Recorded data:
.....

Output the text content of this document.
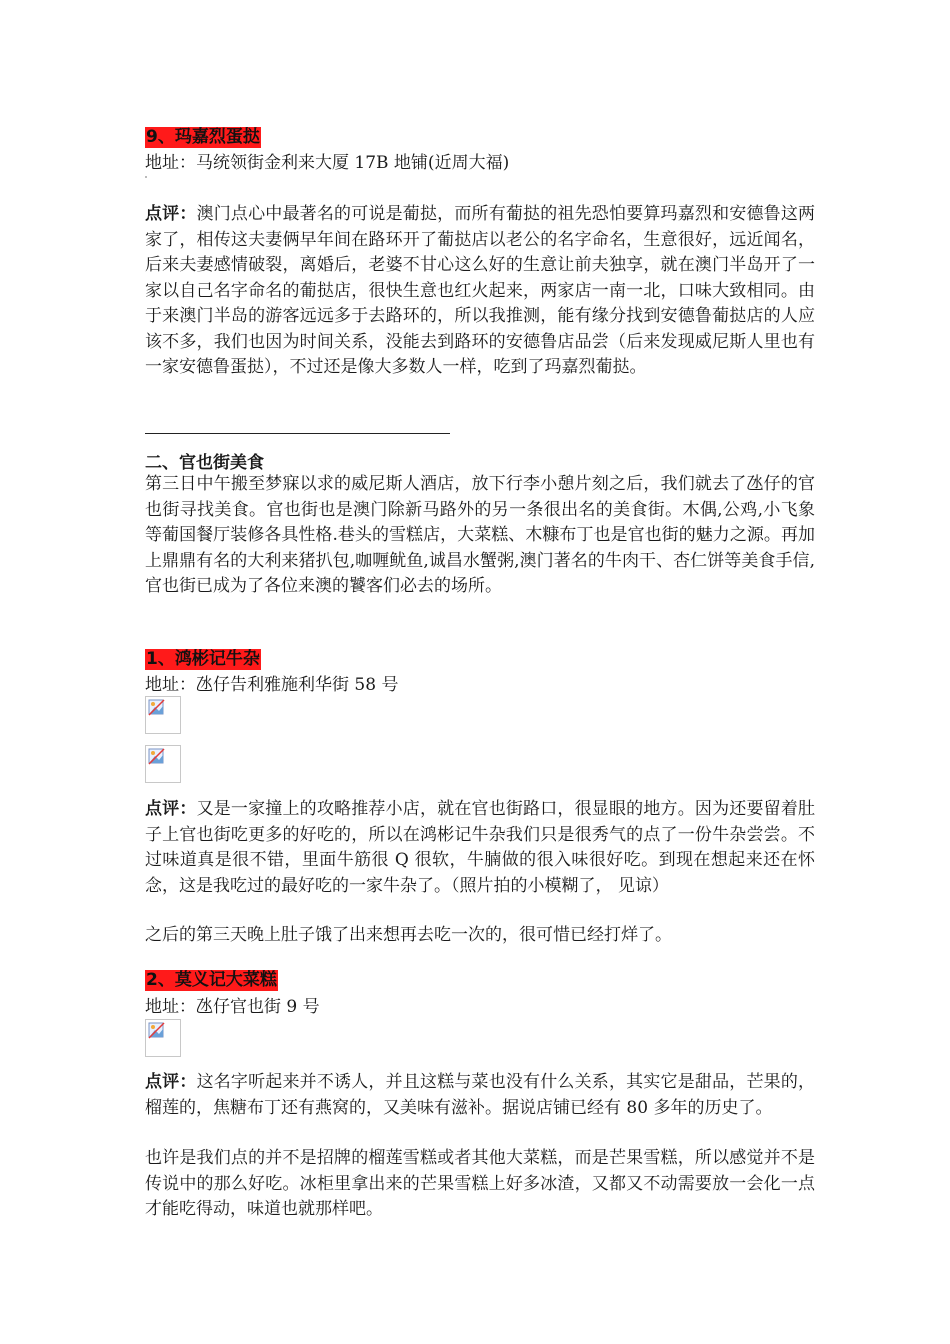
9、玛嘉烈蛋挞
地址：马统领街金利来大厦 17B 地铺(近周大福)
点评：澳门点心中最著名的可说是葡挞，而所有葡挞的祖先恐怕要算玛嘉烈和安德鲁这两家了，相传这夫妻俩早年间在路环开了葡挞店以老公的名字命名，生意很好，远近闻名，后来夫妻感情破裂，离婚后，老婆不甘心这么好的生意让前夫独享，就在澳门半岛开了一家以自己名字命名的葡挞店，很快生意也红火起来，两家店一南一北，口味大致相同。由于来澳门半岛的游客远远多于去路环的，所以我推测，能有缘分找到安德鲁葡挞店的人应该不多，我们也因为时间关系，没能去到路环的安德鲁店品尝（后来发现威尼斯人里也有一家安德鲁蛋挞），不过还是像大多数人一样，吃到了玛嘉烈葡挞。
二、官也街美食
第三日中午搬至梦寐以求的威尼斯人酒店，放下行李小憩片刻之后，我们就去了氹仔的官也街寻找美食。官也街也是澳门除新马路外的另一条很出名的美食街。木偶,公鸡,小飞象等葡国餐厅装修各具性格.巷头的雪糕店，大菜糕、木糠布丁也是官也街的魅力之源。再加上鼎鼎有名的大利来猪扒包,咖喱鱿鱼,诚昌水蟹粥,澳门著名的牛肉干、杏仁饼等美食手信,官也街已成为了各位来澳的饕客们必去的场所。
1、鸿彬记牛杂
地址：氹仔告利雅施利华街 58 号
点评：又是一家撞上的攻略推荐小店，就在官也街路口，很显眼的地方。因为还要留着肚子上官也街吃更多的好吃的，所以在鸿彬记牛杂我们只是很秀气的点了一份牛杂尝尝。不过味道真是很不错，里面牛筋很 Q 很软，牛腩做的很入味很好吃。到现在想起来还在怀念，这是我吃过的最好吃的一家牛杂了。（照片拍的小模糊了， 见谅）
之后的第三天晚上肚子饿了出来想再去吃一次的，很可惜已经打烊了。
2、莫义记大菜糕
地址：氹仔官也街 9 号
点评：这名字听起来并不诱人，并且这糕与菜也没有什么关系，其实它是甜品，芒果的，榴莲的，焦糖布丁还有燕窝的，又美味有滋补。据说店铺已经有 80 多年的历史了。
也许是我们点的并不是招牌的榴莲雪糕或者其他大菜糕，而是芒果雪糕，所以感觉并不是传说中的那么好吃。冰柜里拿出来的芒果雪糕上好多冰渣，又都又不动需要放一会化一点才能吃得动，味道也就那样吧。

.....

» **What to work on**
The entries above should be reproduced exactly, without their pictures.

» **Exercise response**
Output the text content of this document.
9、玛嘉烈蛋挞
地址：马统领街金利来大厦 17B 地铺(近周大福)
点评：澳门点心中最著名的可说是葡挞，而所有葡挞的祖先恐怕要算玛嘉烈和安德鲁这两家了，相传这夫妻俩早年间在路环开了葡挞店以老公的名字命名，生意很好，远近闻名，后来夫妻感情破裂，离婚后，老婆不甘心这么好的生意让前夫独享，就在澳门半岛开了一家以自己名字命名的葡挞店，很快生意也红火起来，两家店一南一北，口味大致相同。由于来澳门半岛的游客远远多于去路环的，所以我推测，能有缘分找到安德鲁葡挞店的人应该不多，我们也因为时间关系，没能去到路环的安德鲁店品尝（后来发现威尼斯人里也有一家安德鲁蛋挞），不过还是像大多数人一样，吃到了玛嘉烈葡挞。
二、官也街美食
第三日中午搬至梦寐以求的威尼斯人酒店，放下行李小憩片刻之后，我们就去了氹仔的官也街寻找美食。官也街也是澳门除新马路外的另一条很出名的美食街。木偶,公鸡,小飞象等葡国餐厅装修各具性格.巷头的雪糕店，大菜糕、木糠布丁也是官也街的魅力之源。再加上鼎鼎有名的大利来猪扒包,咖喱鱿鱼,诚昌水蟹粥,澳门著名的牛肉干、杏仁饼等美食手信,官也街已成为了各位来澳的饕客们必去的场所。
1、鸿彬记牛杂
地址：氹仔告利雅施利华街 58 号
点评：又是一家撞上的攻略推荐小店，就在官也街路口，很显眼的地方。因为还要留着肚子上官也街吃更多的好吃的，所以在鸿彬记牛杂我们只是很秀气的点了一份牛杂尝尝。不过味道真是很不错，里面牛筋很 Q 很软，牛腩做的很入味很好吃。到现在想起来还在怀念，这是我吃过的最好吃的一家牛杂了。（照片拍的小模糊了， 见谅）
之后的第三天晚上肚子饿了出来想再去吃一次的，很可惜已经打烊了。
2、莫义记大菜糕
地址：氹仔官也街 9 号
点评：这名字听起来并不诱人，并且这糕与菜也没有什么关系，其实它是甜品，芒果的，榴莲的，焦糖布丁还有燕窝的，又美味有滋补。据说店铺已经有 80 多年的历史了。
也许是我们点的并不是招牌的榴莲雪糕或者其他大菜糕，而是芒果雪糕，所以感觉并不是传说中的那么好吃。冰柜里拿出来的芒果雪糕上好多冰渣，又都又不动需要放一会化一点才能吃得动，味道也就那样吧。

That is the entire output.